▶ Stated problem:
Work through the data below line by line and say how many lines hold "will"; give only the number.

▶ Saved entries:
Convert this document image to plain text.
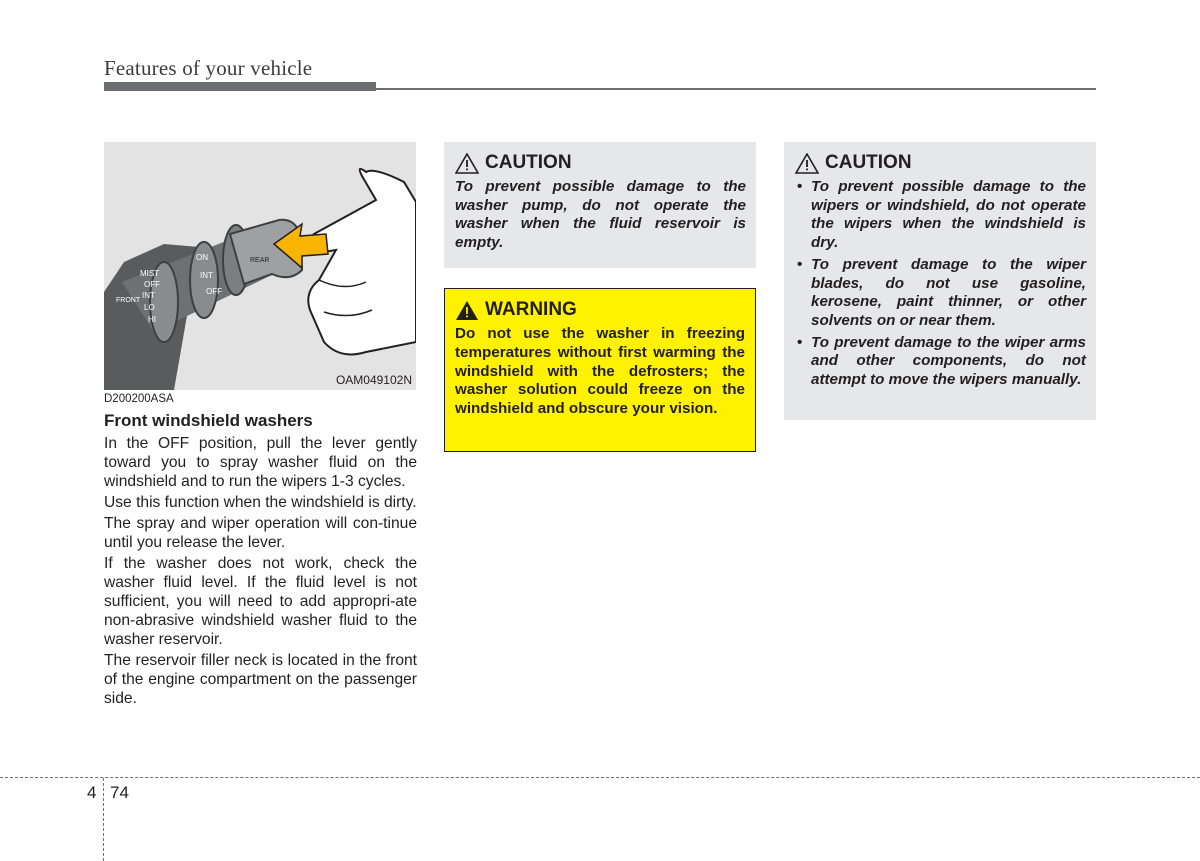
Features of your vehicle
MIST
OFF
INT
LO
HI
FRONT
ON
INT
OFF
REAR
OAM049102N
D200200ASA
Front windshield washers

In the OFF position, pull the lever gently toward you to spray washer fluid on the windshield and to run the wipers 1-3 cycles.

Use this function when the windshield is dirty.

The spray and wiper operation will con-tinue until you release the lever.

If the washer does not work, check the washer fluid level. If the fluid level is not sufficient, you will need to add appropri-ate non-abrasive windshield washer fluid to the washer reservoir.

The reservoir filler neck is located in the front of the engine compartment on the passenger side.

CAUTION

To prevent possible damage to the washer pump, do not operate the washer when the fluid reservoir is empty.

WARNING

Do not use the washer in freezing temperatures without first warming the windshield with the defrosters; the washer solution could freeze on the windshield and obscure your vision.

CAUTION
• To prevent possible damage to the wipers or windshield, do not operate the wipers when the windshield is dry.
• To prevent damage to the wiper blades, do not use gasoline, kerosene, paint thinner, or other solvents on or near them.
• To prevent damage to the wiper arms and other components, do not attempt to move the wipers manually.
4 74
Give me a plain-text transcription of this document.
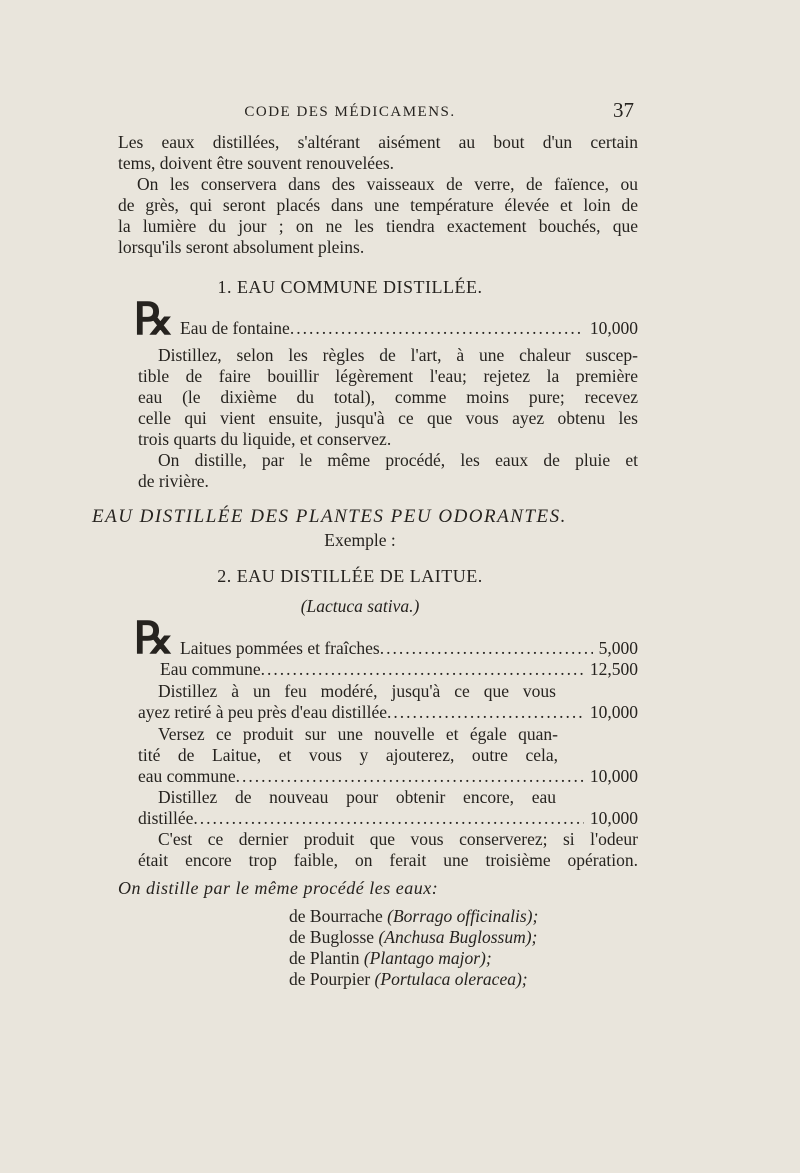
CODE DES MÉDICAMENS.	37
Les eaux distillées, s'altérant aisément au bout d'un certain
tems, doivent être souvent renouvelées.
On les conservera dans des vaisseaux de verre, de faïence, ou
de grès, qui seront placés dans une température élevée et loin de
la lumière du jour ; on ne les tiendra exactement bouchés, que
lorsqu'ils seront absolument pleins.
1. EAU COMMUNE DISTILLÉE.
℞ Eau de fontaine .....	10,000
Distillez, selon les règles de l'art, à une chaleur suscep-
tible de faire bouillir légèrement l'eau; rejetez la première
eau (le dixième du total), comme moins pure; recevez
celle qui vient ensuite, jusqu'à ce que vous ayez obtenu les
trois quarts du liquide, et conservez.
On distille, par le même procédé, les eaux de pluie et
de rivière.
EAU DISTILLÉE DES PLANTES PEU ODORANTES.
Exemple :
2. EAU DISTILLÉE DE LAITUE.
(Lactuca sativa.)
℞ Laitues pommées et fraîches .....	5,000
Eau commune .....	12,500
Distillez à un feu modéré, jusqu'à ce que vous
ayez retiré à peu près d'eau distillée .....	10,000
Versez ce produit sur une nouvelle et égale quan-
tité de Laitue, et vous y ajouterez, outre cela,
eau commune .....	10,000
Distillez de nouveau pour obtenir encore, eau
distillée .....	10,000
C'est ce dernier produit que vous conserverez; si l'odeur
était encore trop faible, on ferait une troisième opération.
On distille par le même procédé les eaux:
de Bourrache (Borrago officinalis);
de Buglosse (Anchusa Buglossum);
de Plantin (Plantago major);
de Pourpier (Portulaca oleracea);
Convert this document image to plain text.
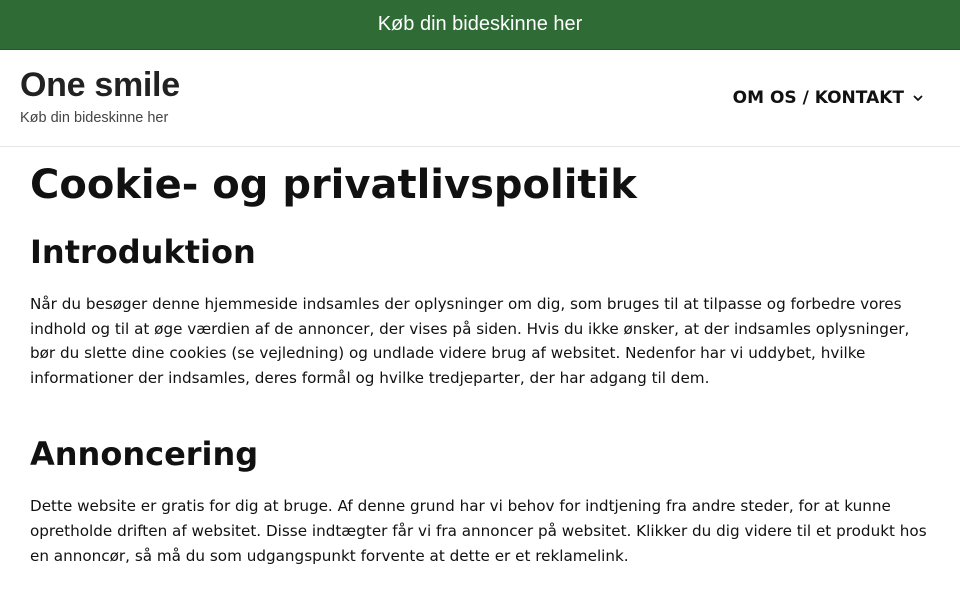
Køb din bideskinne her
One smile
Køb din bideskinne her
OM OS / KONTAKT
Cookie- og privatlivspolitik
Introduktion

Når du besøger denne hjemmeside indsamles der oplysninger om dig, som bruges til at tilpasse og forbedre vores indhold og til at øge værdien af de annoncer, der vises på siden. Hvis du ikke ønsker, at der indsamles oplysninger, bør du slette dine cookies (se vejledning) og undlade videre brug af websitet. Nedenfor har vi uddybet, hvilke informationer der indsamles, deres formål og hvilke tredjeparter, der har adgang til dem.

Annoncering

Dette website er gratis for dig at bruge. Af denne grund har vi behov for indtjening fra andre steder, for at kunne opretholde driften af websitet. Disse indtægter får vi fra annoncer på websitet. Klikker du dig videre til et produkt hos en annoncør, så må du som udgangspunkt forvente at dette er et reklamelink.
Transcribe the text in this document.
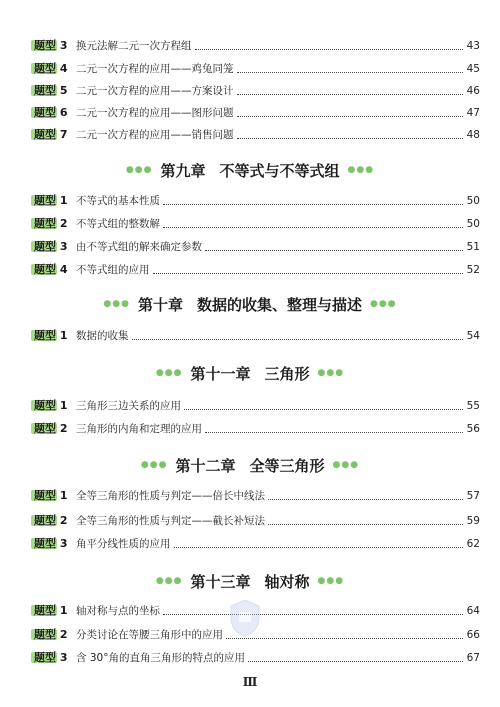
题型 3 换元法解二元一次方程组	43
题型 4 二元一次方程的应用——鸡兔同笼	45
题型 5 二元一次方程的应用——方案设计	46
题型 6 二元一次方程的应用——图形问题	47
题型 7 二元一次方程的应用——销售问题	48
●●● 第九章 不等式与不等式组 ●●●
题型 1 不等式的基本性质	50
题型 2 不等式组的整数解	50
题型 3 由不等式组的解来确定参数	51
题型 4 不等式组的应用	52
●●● 第十章 数据的收集、整理与描述 ●●●
题型 1 数据的收集	54
●●● 第十一章 三角形 ●●●
题型 1 三角形三边关系的应用	55
题型 2 三角形的内角和定理的应用	56
●●● 第十二章 全等三角形 ●●●
题型 1 全等三角形的性质与判定——倍长中线法	57
题型 2 全等三角形的性质与判定——截长补短法	59
题型 3 角平分线性质的应用	62
●●● 第十三章 轴对称 ●●●
题型 1 轴对称与点的坐标	64
题型 2 分类讨论在等腰三角形中的应用	66
题型 3 含 30°角的直角三角形的特点的应用	67
Ⅲ
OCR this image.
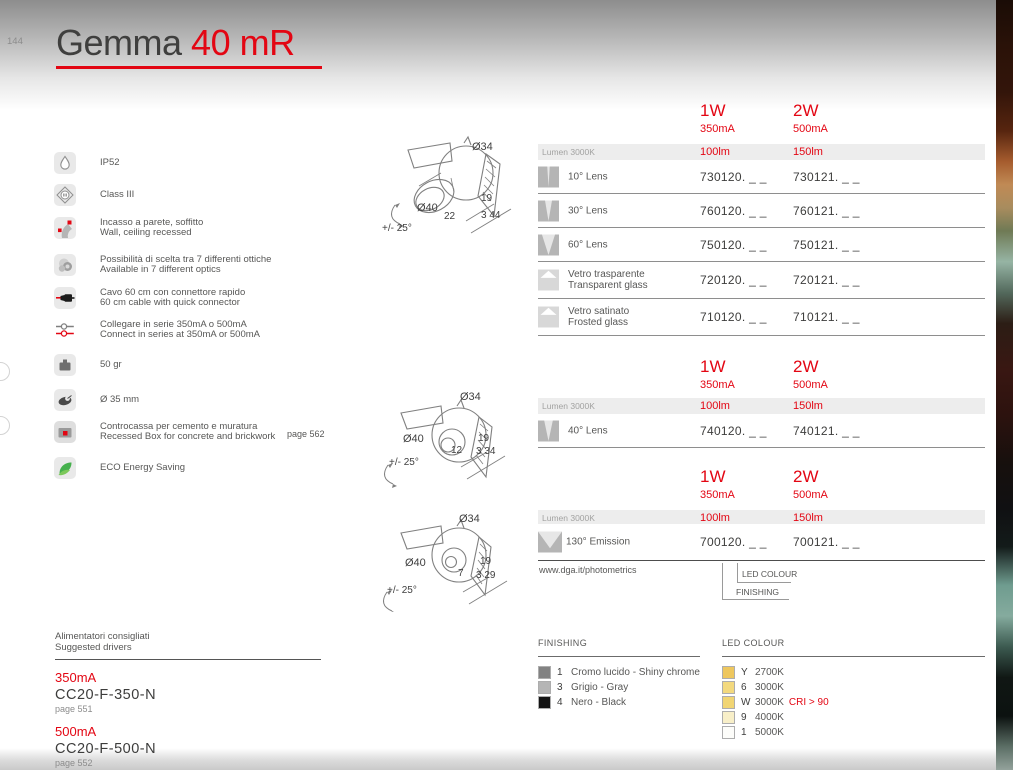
144 Gemma 40 mR
IP52
Class III
Incasso a parete, soffitto
Wall, ceiling recessed
Possibilità di scelta tra 7 differenti ottiche
Available in 7 different optics
Cavo 60 cm con connettore rapido
60 cm cable with quick connector
Collegare in serie 350mA o 500mA
Connect in series at 350mA or 500mA
50 gr
Ø 35 mm
Controcassa per cemento e muratura
Recessed Box for concrete and brickwork page 562
ECO Energy Saving
Ø34
Ø40
22
19
3 44
+/- 25°
Ø34
Ø40
12
19
3 34
+/- 25°
Ø34
Ø40
7
19
3 29
+/- 25°
1W
350mA
2W
500mA
Lumen 3000K	100lm	150lm
10° Lens	730120. _ _ 730121. _ _
30° Lens	760120. _ _ 760121. _ _
60° Lens	750120. _ _ 750121. _ _
Vetro trasparente
Transparent glass	720120. _ _ 720121. _ _
Vetro satinato
Frosted glass	710120. _ _ 710121. _ _
1W
350mA
2W
500mA
Lumen 3000K	100lm	150lm
40° Lens	740120. _ _ 740121. _ _
1W
350mA
2W
500mA
Lumen 3000K	100lm	150lm
130° Emission	700120. _ _ 700121. _ _
www.dga.it/photometrics	LED COLOUR
FINISHING
FINISHING
1 Cromo lucido - Shiny chrome
3 Grigio - Gray
4 Nero - Black
LED COLOUR
Y 2700K
6 3000K
W 3000K CRI > 90
9 4000K
1 5000K
Alimentatori consigliati
Suggested drivers
350mA
CC20-F-350-N
page 551
500mA
CC20-F-500-N
page 552
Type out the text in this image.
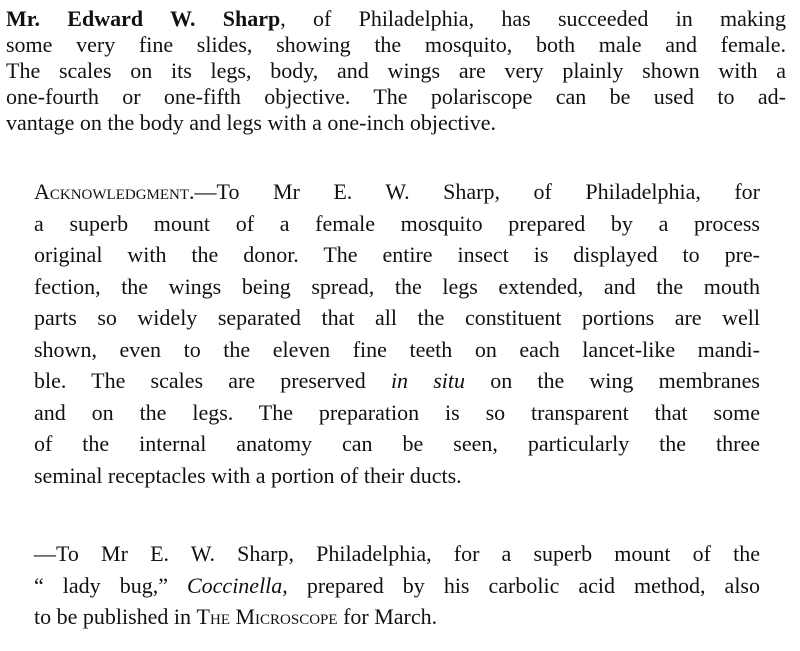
Mr. Edward W. Sharp, of Philadelphia, has succeeded in making
some very fine slides, showing the mosquito, both male and female.
The scales on its legs, body, and wings are very plainly shown with a
one-fourth or one-fifth objective. The polariscope can be used to ad-
vantage on the body and legs with a one-inch objective.
Acknowledgment.—To Mr E. W. Sharp, of Philadelphia, for
a superb mount of a female mosquito prepared by a process
original with the donor. The entire insect is displayed to pre-
fection, the wings being spread, the legs extended, and the mouth
parts so widely separated that all the constituent portions are well
shown, even to the eleven fine teeth on each lancet-like mandi-
ble. The scales are preserved in situ on the wing membranes
and on the legs. The preparation is so transparent that some
of the internal anatomy can be seen, particularly the three
seminal receptacles with a portion of their ducts.
—To Mr E. W. Sharp, Philadelphia, for a superb mount of the
“ lady bug,” Coccinella, prepared by his carbolic acid method, also
to be published in The Microscope for March.
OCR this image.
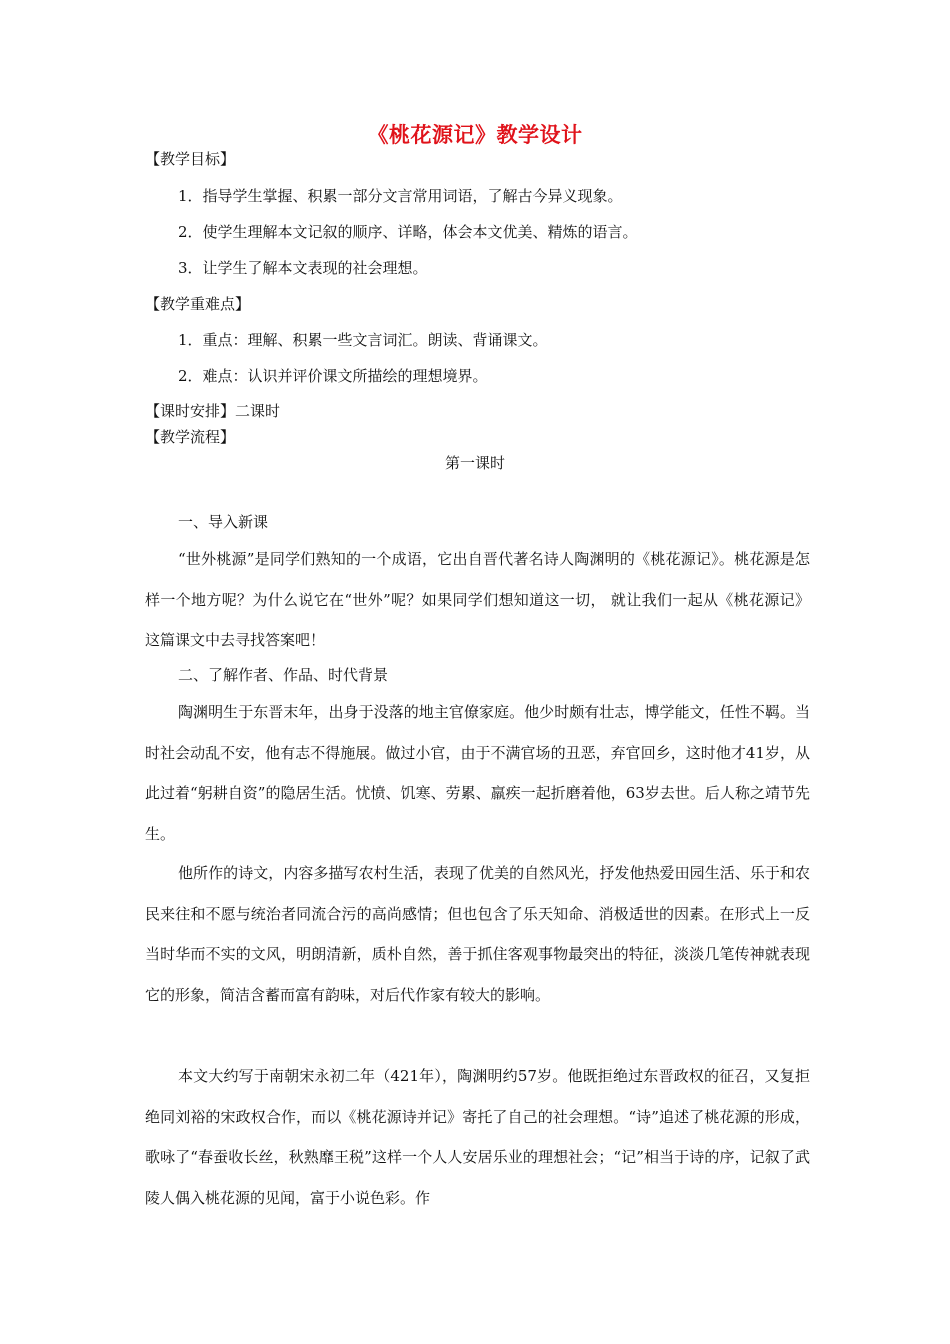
《桃花源记》教学设计
【教学目标】
1．指导学生掌握、积累一部分文言常用词语，了解古今异义现象。
2．使学生理解本文记叙的顺序、详略，体会本文优美、精炼的语言。
3．让学生了解本文表现的社会理想。
【教学重难点】
1．重点：理解、积累一些文言词汇。朗读、背诵课文。
2．难点：认识并评价课文所描绘的理想境界。
【课时安排】二课时
【教学流程】
第一课时
一、导入新课
“世外桃源”是同学们熟知的一个成语，它出自晋代著名诗人陶渊明的《桃花源记》。桃花源是怎样一个地方呢？为什么说它在“世外”呢？如果同学们想知道这一切， 就让我们一起从《桃花源记》这篇课文中去寻找答案吧！
二、了解作者、作品、时代背景
陶渊明生于东晋末年，出身于没落的地主官僚家庭。他少时颇有壮志，博学能文，任性不羁。当时社会动乱不安，他有志不得施展。做过小官，由于不满官场的丑恶，弃官回乡，这时他才41岁，从此过着“躬耕自资”的隐居生活。忧愤、饥寒、劳累、羸疾一起折磨着他，63岁去世。后人称之靖节先生。
他所作的诗文，内容多描写农村生活，表现了优美的自然风光，抒发他热爱田园生活、乐于和农民来往和不愿与统治者同流合污的高尚感情；但也包含了乐天知命、消极适世的因素。在形式上一反当时华而不实的文风，明朗清新，质朴自然，善于抓住客观事物最突出的特征，淡淡几笔传神就表现它的形象，简洁含蓄而富有韵味，对后代作家有较大的影响。
本文大约写于南朝宋永初二年（421年），陶渊明约57岁。他既拒绝过东晋政权的征召，又复拒绝同刘裕的宋政权合作，而以《桃花源诗并记》寄托了自己的社会理想。“诗”追述了桃花源的形成，歌咏了“春蚕收长丝，秋熟靡王税”这样一个人人安居乐业的理想社会；“记”相当于诗的序，记叙了武陵人偶入桃花源的见闻，富于小说色彩。作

▶ Task response:
2